## Prompt
Output the entries word for word. Omit images.

── Material for this exercise

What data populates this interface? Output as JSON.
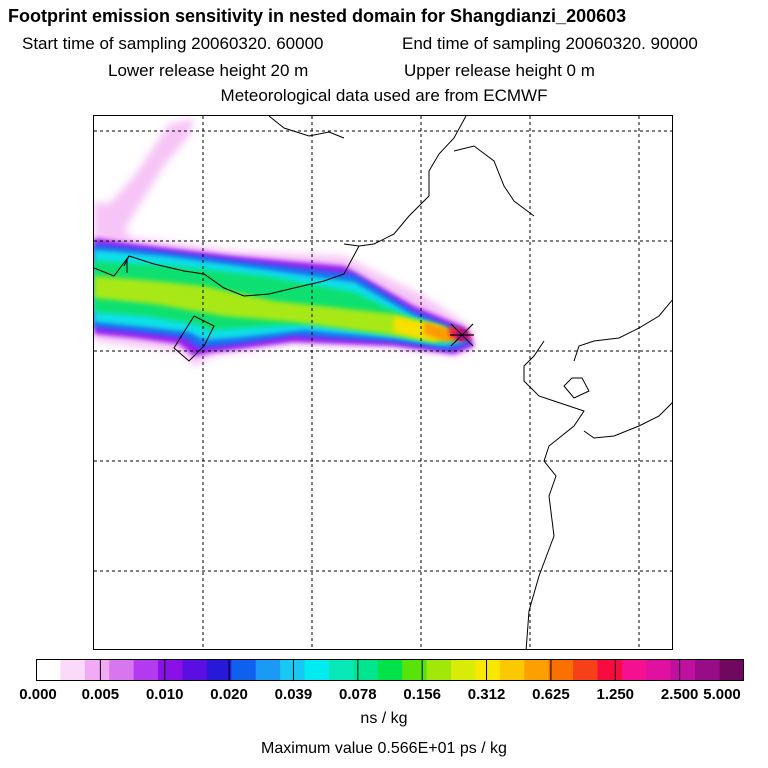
{
  "header": {
    "title": "Footprint emission sensitivity in nested domain for Shangdianzi_200603",
    "start_label": "Start time of sampling 20060320. 60000",
    "end_label": "End time of sampling 20060320. 90000",
    "lower_label": "Lower release height   20 m",
    "upper_label": "Upper release height    0 m",
    "met_label": "Meteorological data used are from ECMWF"
  },
  "colorbar": {
    "tick_labels": [
      "0.000",
      "0.005",
      "0.010",
      "0.020",
      "0.039",
      "0.078",
      "0.156",
      "0.312",
      "0.625",
      "1.250",
      "2.500",
      "5.000"
    ],
    "colors": [
      "#ffffff",
      "#fbd9fb",
      "#f2aaf5",
      "#d776ef",
      "#b43af0",
      "#8a10e8",
      "#5a0ee0",
      "#2818d8",
      "#1060f0",
      "#1a9af5",
      "#18c8f2",
      "#00ecf0",
      "#08e8b8",
      "#00e690",
      "#00e24a",
      "#58e40a",
      "#a0e80a",
      "#d8ec08",
      "#f8e800",
      "#fcc800",
      "#fca000",
      "#fc7000",
      "#f84018",
      "#f80c40",
      "#f41090",
      "#e010a0",
      "#c010a0",
      "#980c88",
      "#700860"
    ],
    "unit": "ns / kg",
    "max_value_text": "Maximum value  0.566E+01 ps / kg"
  },
  "map": {
    "plume_colors": {
      "pink_light": "#f6c4f6",
      "violet": "#9c1ef0",
      "blue": "#1e6cf0",
      "cyan": "#10e0e8",
      "green": "#10e070",
      "lime": "#a8e818",
      "yellow": "#f8e000",
      "orange": "#fc9a00",
      "red": "#f01848",
      "magenta": "#c00c90"
    },
    "receptor_icon": "receptor-cross-icon"
  }
}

────

## Answer below
What data populates this interface? Output as JSON.
{
  "header": {
    "title": "Footprint emission sensitivity in nested domain for Shangdianzi_200603",
    "start_label": "Start time of sampling 20060320. 60000",
    "end_label": "End time of sampling 20060320. 90000",
    "lower_label": "Lower release height   20 m",
    "upper_label": "Upper release height    0 m",
    "met_label": "Meteorological data used are from ECMWF"
  },
  "colorbar": {
    "tick_labels": [
      "0.000",
      "0.005",
      "0.010",
      "0.020",
      "0.039",
      "0.078",
      "0.156",
      "0.312",
      "0.625",
      "1.250",
      "2.500",
      "5.000"
    ],
    "colors": [
      "#ffffff",
      "#fbd9fb",
      "#f2aaf5",
      "#d776ef",
      "#b43af0",
      "#8a10e8",
      "#5a0ee0",
      "#2818d8",
      "#1060f0",
      "#1a9af5",
      "#18c8f2",
      "#00ecf0",
      "#08e8b8",
      "#00e690",
      "#00e24a",
      "#58e40a",
      "#a0e80a",
      "#d8ec08",
      "#f8e800",
      "#fcc800",
      "#fca000",
      "#fc7000",
      "#f84018",
      "#f80c40",
      "#f41090",
      "#e010a0",
      "#c010a0",
      "#980c88",
      "#700860"
    ],
    "unit": "ns / kg",
    "max_value_text": "Maximum value  0.566E+01 ps / kg"
  },
  "map": {
    "plume_colors": {
      "pink_light": "#f6c4f6",
      "violet": "#9c1ef0",
      "blue": "#1e6cf0",
      "cyan": "#10e0e8",
      "green": "#10e070",
      "lime": "#a8e818",
      "yellow": "#f8e000",
      "orange": "#fc9a00",
      "red": "#f01848",
      "magenta": "#c00c90"
    },
    "receptor_icon": "receptor-cross-icon"
  }
}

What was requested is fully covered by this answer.